Records excerpted from a collection
________________________
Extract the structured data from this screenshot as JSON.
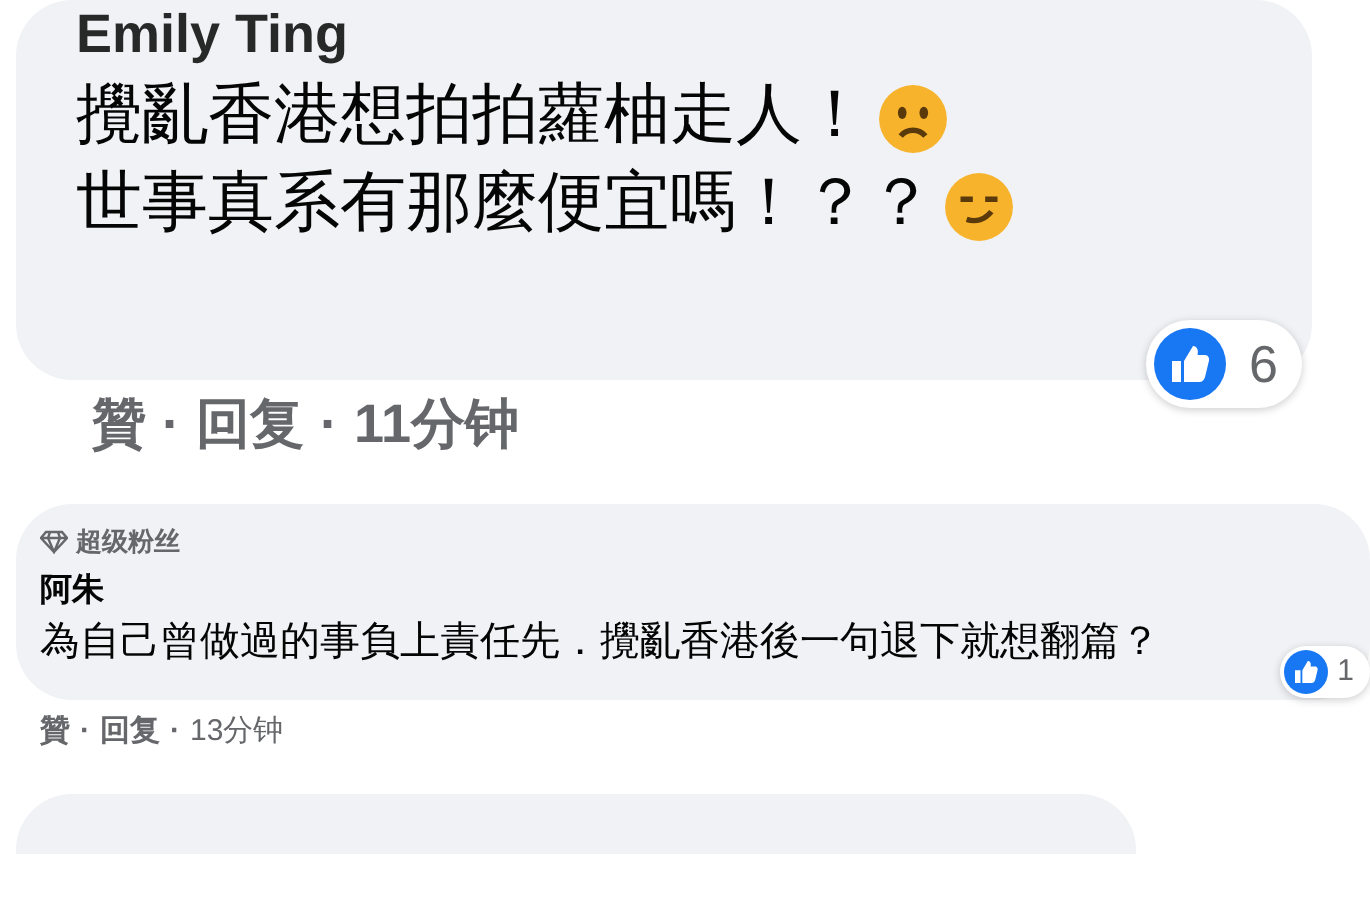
{
  "comments": [
    {
      "kind": "large",
      "author": "Emily Ting",
      "lines": [
        {
          "text": "攪亂香港想拍拍蘿柚走人！",
          "kind": "frown"
        },
        {
          "text": "世事真系有那麼便宜嗎！？？",
          "kind": "smirk"
        }
      ],
      "actions": [
        {
          "kind": "like",
          "label": "贊"
        },
        {
          "kind": "sep",
          "label": "·"
        },
        {
          "kind": "reply",
          "label": "回复"
        },
        {
          "kind": "sep",
          "label": "·"
        },
        {
          "kind": "time",
          "label": "11分钟"
        }
      ],
      "reactions": "6"
    },
    {
      "kind": "small",
      "badge": "超级粉丝",
      "author": "阿朱",
      "lines": [
        {
          "text": "為自己曾做過的事負上責任先．攪亂香港後一句退下就想翻篇？",
          "kind": "plain"
        }
      ],
      "actions": [
        {
          "kind": "like",
          "label": "贊"
        },
        {
          "kind": "sep",
          "label": "·"
        },
        {
          "kind": "reply",
          "label": "回复"
        },
        {
          "kind": "sep",
          "label": "·"
        },
        {
          "kind": "time",
          "label": "13分钟"
        }
      ],
      "reactions": "1"
    }
  ]
}
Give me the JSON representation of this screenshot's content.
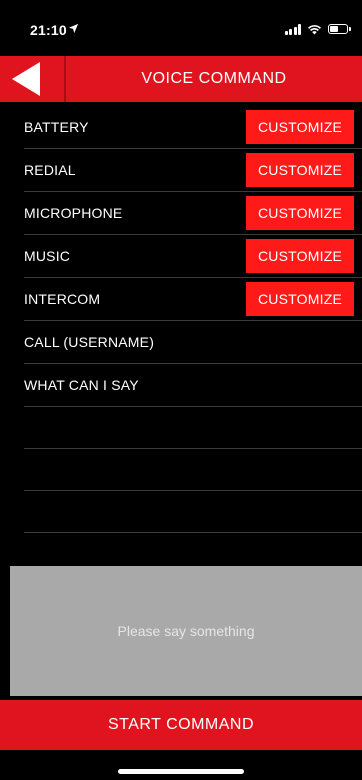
{
  "status_bar": {
    "time": "21:10",
    "location_icon": "location-arrow-icon",
    "signal_icon": "cellular-signal-icon",
    "wifi_icon": "wifi-icon",
    "battery_icon": "battery-icon",
    "battery_level": 0.55
  },
  "header": {
    "title": "VOICE COMMAND",
    "back_icon": "back-triangle-icon"
  },
  "commands": [
    {
      "label": "BATTERY",
      "action": "CUSTOMIZE"
    },
    {
      "label": "REDIAL",
      "action": "CUSTOMIZE"
    },
    {
      "label": "MICROPHONE",
      "action": "CUSTOMIZE"
    },
    {
      "label": "MUSIC",
      "action": "CUSTOMIZE"
    },
    {
      "label": "INTERCOM",
      "action": "CUSTOMIZE"
    },
    {
      "label": "CALL (USERNAME)",
      "action": null
    },
    {
      "label": "WHAT CAN I SAY",
      "action": null
    }
  ],
  "output": {
    "prompt": "Please say something"
  },
  "footer": {
    "start_label": "START COMMAND"
  },
  "colors": {
    "accent": "#e0141e",
    "customize": "#ff1a1a",
    "panel": "#a9a9a9",
    "background": "#000000"
  }
}
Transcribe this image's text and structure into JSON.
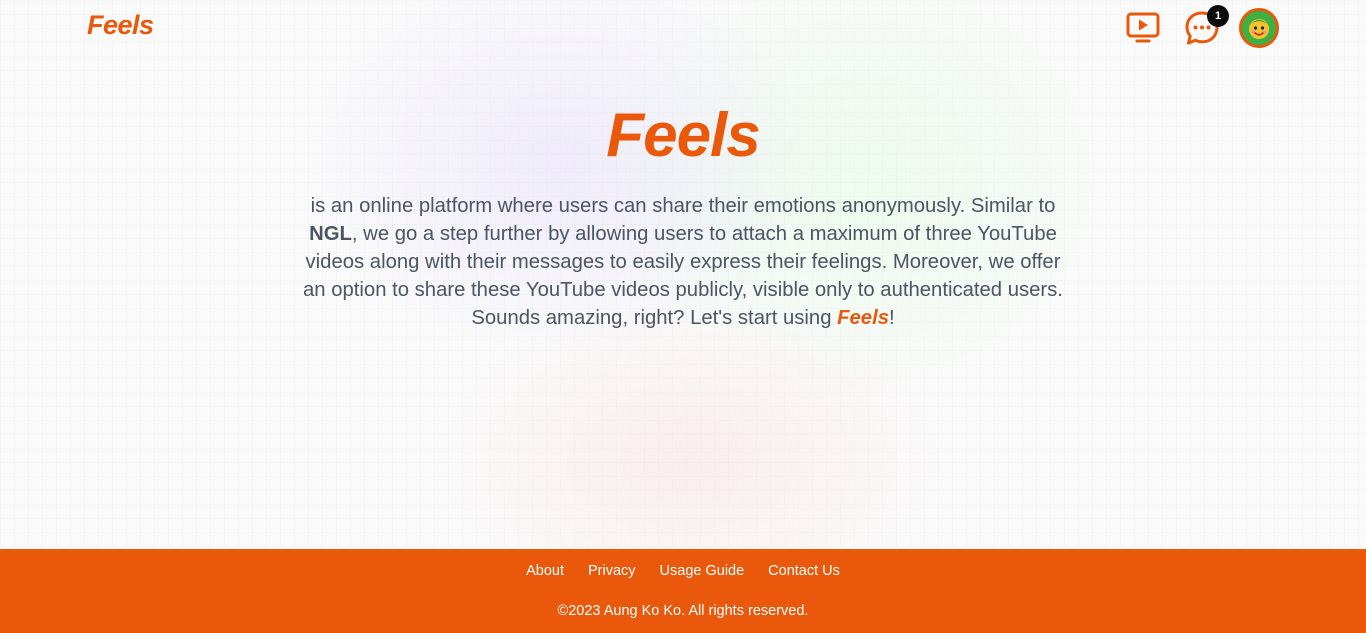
{
  "navbar": {
    "brand": "Feels",
    "icons": {
      "video": "play-screen-icon",
      "chat": "chat-bubble-icon",
      "avatar": "avatar"
    },
    "notification_count": "1"
  },
  "hero": {
    "title": "Feels",
    "text_part1": "is an online platform where users can share their emotions anonymously. Similar to ",
    "text_bold": "NGL",
    "text_part2": ", we go a step further by allowing users to attach a maximum of three YouTube videos along with their messages to easily express their feelings. Moreover, we offer an option to share these YouTube videos publicly, visible only to authenticated users. Sounds amazing, right? Let's start using ",
    "text_brand": "Feels",
    "text_end": "!"
  },
  "footer": {
    "links": [
      "About",
      "Privacy",
      "Usage Guide",
      "Contact Us"
    ],
    "copyright": "©2023 Aung Ko Ko. All rights reserved."
  },
  "colors": {
    "accent": "#ea580c",
    "text": "#4b5563",
    "badge": "#0b0b0b"
  }
}
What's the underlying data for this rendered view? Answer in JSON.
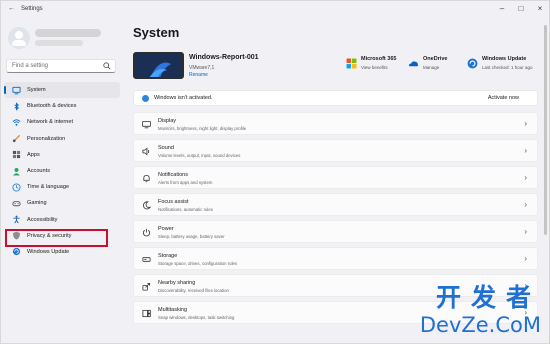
________________________
Write the material out again exactly as it appears, dropping the pictures.

Extract the structured data from this screenshot as JSON.
{
  "comments": [
    {
      "kind": "large",
      "author": "Emily Ting",
      "lines": [
        {
          "text": "攪亂香港想拍拍蘿柚走人！",
          "kind": "frown"
        },
        {
          "text": "世事真系有那麼便宜嗎！？？",
          "kind": "smirk"
        }
      ],
      "actions": [
        {
          "kind": "like",
          "label": "贊"
        },
        {
          "kind": "sep",
          "label": "·"
        },
        {
          "kind": "reply",
          "label": "回复"
        },
        {
          "kind": "sep",
          "label": "·"
        },
        {
          "kind": "time",
          "label": "11分钟"
        }
      ],
      "reactions": "6"
    },
    {
      "kind": "small",
      "badge": "超级粉丝",
      "author": "阿朱",
      "lines": [
        {
          "text": "為自己曾做過的事負上責任先．攪亂香港後一句退下就想翻篇？",
          "kind": "plain"
        }
      ],
      "actions": [
        {
          "kind": "like",
          "label": "贊"
        },
        {
          "kind": "sep",
          "label": "·"
        },
        {
          "kind": "reply",
          "label": "回复"
        },
        {
          "kind": "sep",
          "label": "·"
        },
        {
          "kind": "time",
          "label": "13分钟"
        }
      ],
      "reactions": "1"
    }
  ]
}
Give me the JSON representation of this screenshot's content.
{
  "status_bar": {
    "time": "21:10",
    "location_icon": "location-arrow-icon",
    "signal_icon": "cellular-signal-icon",
    "wifi_icon": "wifi-icon",
    "battery_icon": "battery-icon",
    "battery_level": 0.55
  },
  "header": {
    "title": "VOICE COMMAND",
    "back_icon": "back-triangle-icon"
  },
  "commands": [
    {
      "label": "BATTERY",
      "action": "CUSTOMIZE"
    },
    {
      "label": "REDIAL",
      "action": "CUSTOMIZE"
    },
    {
      "label": "MICROPHONE",
      "action": "CUSTOMIZE"
    },
    {
      "label": "MUSIC",
      "action": "CUSTOMIZE"
    },
    {
      "label": "INTERCOM",
      "action": "CUSTOMIZE"
    },
    {
      "label": "CALL (USERNAME)",
      "action": null
    },
    {
      "label": "WHAT CAN I SAY",
      "action": null
    }
  ],
  "output": {
    "prompt": "Please say something"
  },
  "footer": {
    "start_label": "START COMMAND"
  },
  "colors": {
    "accent": "#e0141e",
    "customize": "#ff1a1a",
    "panel": "#a9a9a9",
    "background": "#000000"
  }
}
Transcribe this image's text and structure into JSON.
{
  "navbar": {
    "brand": "Feels",
    "icons": {
      "video": "play-screen-icon",
      "chat": "chat-bubble-icon",
      "avatar": "avatar"
    },
    "notification_count": "1"
  },
  "hero": {
    "title": "Feels",
    "text_part1": "is an online platform where users can share their emotions anonymously. Similar to ",
    "text_bold": "NGL",
    "text_part2": ", we go a step further by allowing users to attach a maximum of three YouTube videos along with their messages to easily express their feelings. Moreover, we offer an option to share these YouTube videos publicly, visible only to authenticated users. Sounds amazing, right? Let's start using ",
    "text_brand": "Feels",
    "text_end": "!"
  },
  "footer": {
    "links": [
      "About",
      "Privacy",
      "Usage Guide",
      "Contact Us"
    ],
    "copyright": "©2023 Aung Ko Ko. All rights reserved."
  },
  "colors": {
    "accent": "#ea580c",
    "text": "#4b5563",
    "badge": "#0b0b0b"
  }
}
What's the underlying data for this rendered view? Answer in JSON.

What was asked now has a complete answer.